HOW TO COMPLETE THIS TASK |
In the data that follows, count the lines where "heaven" appears, and write only the number.

** EXCERPTED DATA follows **

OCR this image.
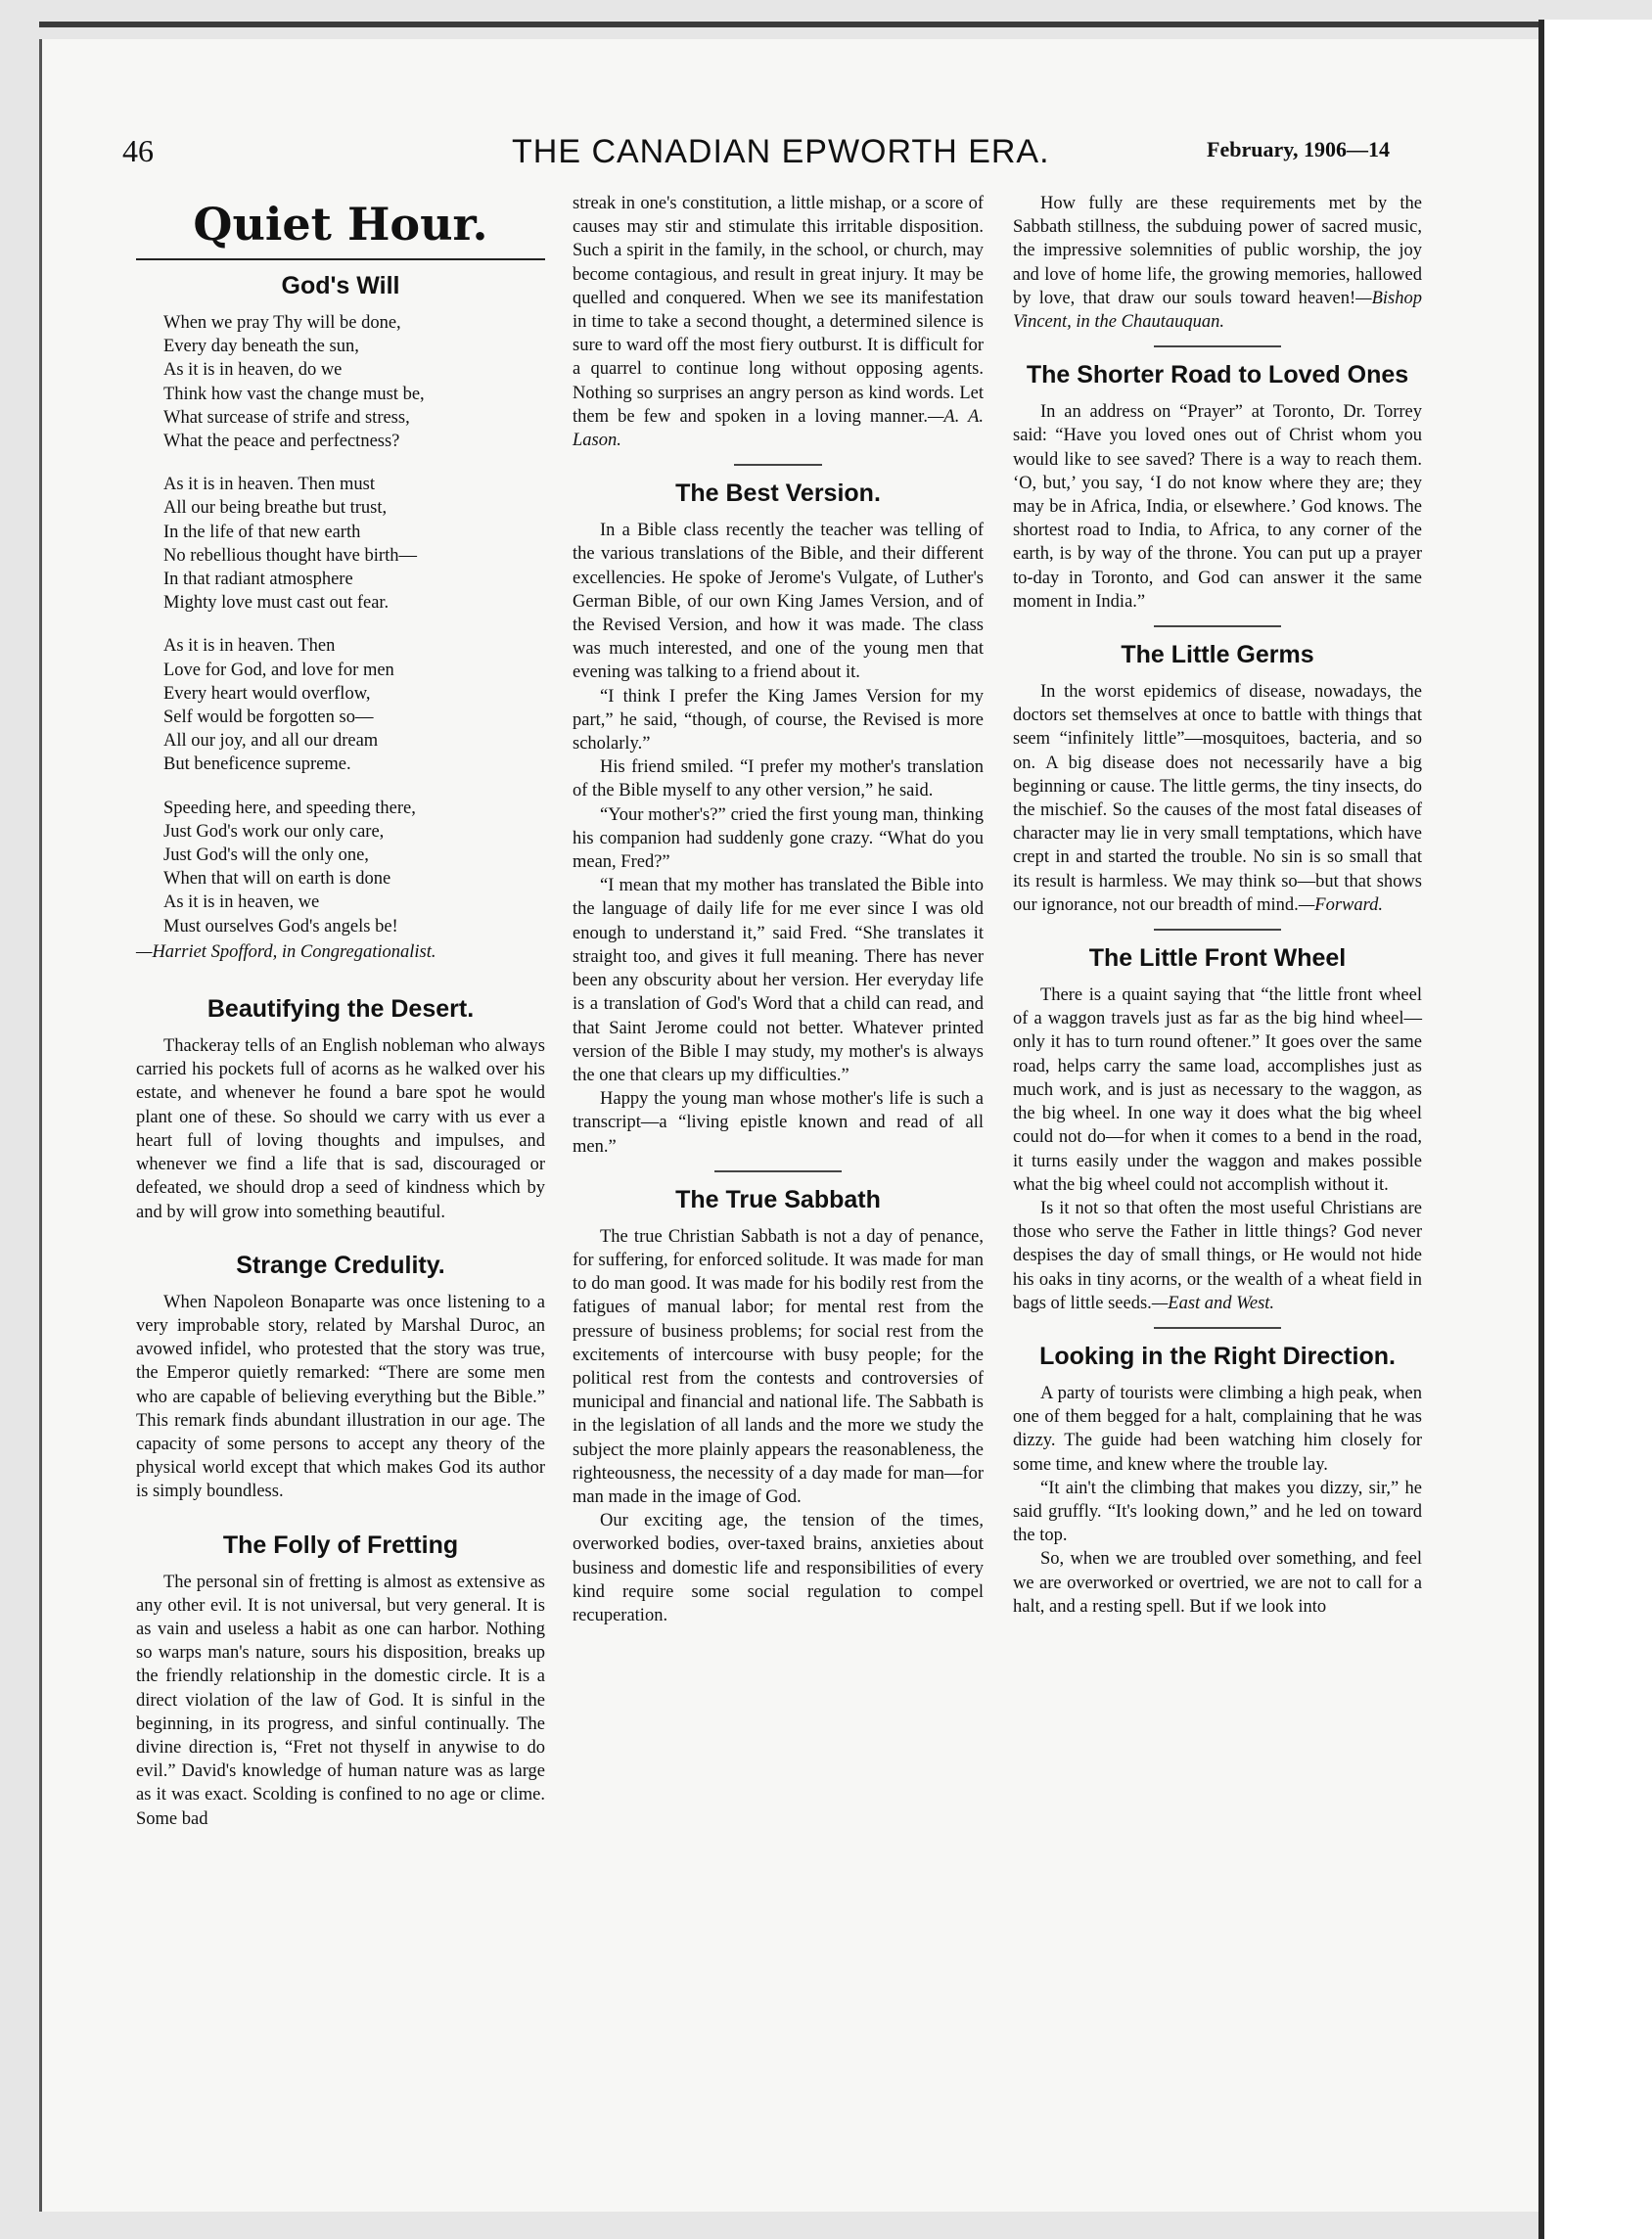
46	THE CANADIAN EPWORTH ERA.	February, 1906—14
Quiet Hour.
God's Will
When we pray Thy will be done,
Every day beneath the sun,
As it is in heaven, do we
Think how vast the change must be,
What surcease of strife and stress,
What the peace and perfectness?
As it is in heaven. Then must
All our being breathe but trust,
In the life of that new earth
No rebellious thought have birth—
In that radiant atmosphere
Mighty love must cast out fear.
As it is in heaven. Then
Love for God, and love for men
Every heart would overflow,
Self would be forgotten so—
All our joy, and all our dream
But beneficence supreme.
Speeding here, and speeding there,
Just God's work our only care,
Just God's will the only one,
When that will on earth is done
As it is in heaven, we
Must ourselves God's angels be!
—Harriet Spofford, in Congregationalist.
Beautifying the Desert.

Thackeray tells of an English nobleman who always carried his pockets full of acorns as he walked over his estate, and whenever he found a bare spot he would plant one of these. So should we carry with us ever a heart full of loving thoughts and impulses, and whenever we find a life that is sad, discouraged or defeated, we should drop a seed of kindness which by and by will grow into something beautiful.

Strange Credulity.

When Napoleon Bonaparte was once listening to a very improbable story, related by Marshal Duroc, an avowed infidel, who protested that the story was true, the Emperor quietly remarked: “There are some men who are capable of believing everything but the Bible.” This remark finds abundant illustration in our age. The capacity of some persons to accept any theory of the physical world except that which makes God its author is simply boundless.

The Folly of Fretting

The personal sin of fretting is almost as extensive as any other evil. It is not universal, but very general. It is as vain and useless a habit as one can harbor. Nothing so warps man's nature, sours his disposition, breaks up the friendly relationship in the domestic circle. It is a direct violation of the law of God. It is sinful in the beginning, in its progress, and sinful continually. The divine direction is, “Fret not thyself in anywise to do evil.” David's knowledge of human nature was as large as it was exact. Scolding is confined to no age or clime. Some bad

streak in one's constitution, a little mishap, or a score of causes may stir and stimulate this irritable disposition. Such a spirit in the family, in the school, or church, may become contagious, and result in great injury. It may be quelled and conquered. When we see its manifestation in time to take a second thought, a determined silence is sure to ward off the most fiery outburst. It is difficult for a quarrel to continue long without opposing agents. Nothing so surprises an angry person as kind words. Let them be few and spoken in a loving manner.—A. A. Lason.

The Best Version.

In a Bible class recently the teacher was telling of the various translations of the Bible, and their different excellencies. He spoke of Jerome's Vulgate, of Luther's German Bible, of our own King James Version, and of the Revised Version, and how it was made. The class was much interested, and one of the young men that evening was talking to a friend about it.

“I think I prefer the King James Version for my part,” he said, “though, of course, the Revised is more scholarly.”

His friend smiled. “I prefer my mother's translation of the Bible myself to any other version,” he said.

“Your mother's?” cried the first young man, thinking his companion had suddenly gone crazy. “What do you mean, Fred?”

“I mean that my mother has translated the Bible into the language of daily life for me ever since I was old enough to understand it,” said Fred. “She translates it straight too, and gives it full meaning. There has never been any obscurity about her version. Her everyday life is a translation of God's Word that a child can read, and that Saint Jerome could not better. Whatever printed version of the Bible I may study, my mother's is always the one that clears up my difficulties.”

Happy the young man whose mother's life is such a transcript—a “living epistle known and read of all men.”

The True Sabbath

The true Christian Sabbath is not a day of penance, for suffering, for enforced solitude. It was made for man to do man good. It was made for his bodily rest from the fatigues of manual labor; for mental rest from the pressure of business problems; for social rest from the excitements of intercourse with busy people; for the political rest from the contests and controversies of municipal and financial and national life. The Sabbath is in the legislation of all lands and the more we study the subject the more plainly appears the reasonableness, the righteousness, the necessity of a day made for man—for man made in the image of God.

Our exciting age, the tension of the times, overworked bodies, over-taxed brains, anxieties about business and domestic life and responsibilities of every kind require some social regulation to compel recuperation.

How fully are these requirements met by the Sabbath stillness, the subduing power of sacred music, the impressive solemnities of public worship, the joy and love of home life, the growing memories, hallowed by love, that draw our souls toward heaven!—Bishop Vincent, in the Chautauquan.

The Shorter Road to Loved Ones

In an address on “Prayer” at Toronto, Dr. Torrey said: “Have you loved ones out of Christ whom you would like to see saved? There is a way to reach them. ‘O, but,’ you say, ‘I do not know where they are; they may be in Africa, India, or elsewhere.’ God knows. The shortest road to India, to Africa, to any corner of the earth, is by way of the throne. You can put up a prayer to-day in Toronto, and God can answer it the same moment in India.”

The Little Germs

In the worst epidemics of disease, nowadays, the doctors set themselves at once to battle with things that seem “infinitely little”—mosquitoes, bacteria, and so on. A big disease does not necessarily have a big beginning or cause. The little germs, the tiny insects, do the mischief. So the causes of the most fatal diseases of character may lie in very small temptations, which have crept in and started the trouble. No sin is so small that its result is harmless. We may think so—but that shows our ignorance, not our breadth of mind.—Forward.

The Little Front Wheel

There is a quaint saying that “the little front wheel of a waggon travels just as far as the big hind wheel—only it has to turn round oftener.” It goes over the same road, helps carry the same load, accomplishes just as much work, and is just as necessary to the waggon, as the big wheel. In one way it does what the big wheel could not do—for when it comes to a bend in the road, it turns easily under the waggon and makes possible what the big wheel could not accomplish without it.

Is it not so that often the most useful Christians are those who serve the Father in little things? God never despises the day of small things, or He would not hide his oaks in tiny acorns, or the wealth of a wheat field in bags of little seeds.—East and West.

Looking in the Right Direction.

A party of tourists were climbing a high peak, when one of them begged for a halt, complaining that he was dizzy. The guide had been watching him closely for some time, and knew where the trouble lay.

“It ain't the climbing that makes you dizzy, sir,” he said gruffly. “It's looking down,” and he led on toward the top.

So, when we are troubled over something, and feel we are overworked or overtried, we are not to call for a halt, and a resting spell. But if we look into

** End of EXCERPTED DATA **

COMPLETED TASK |
5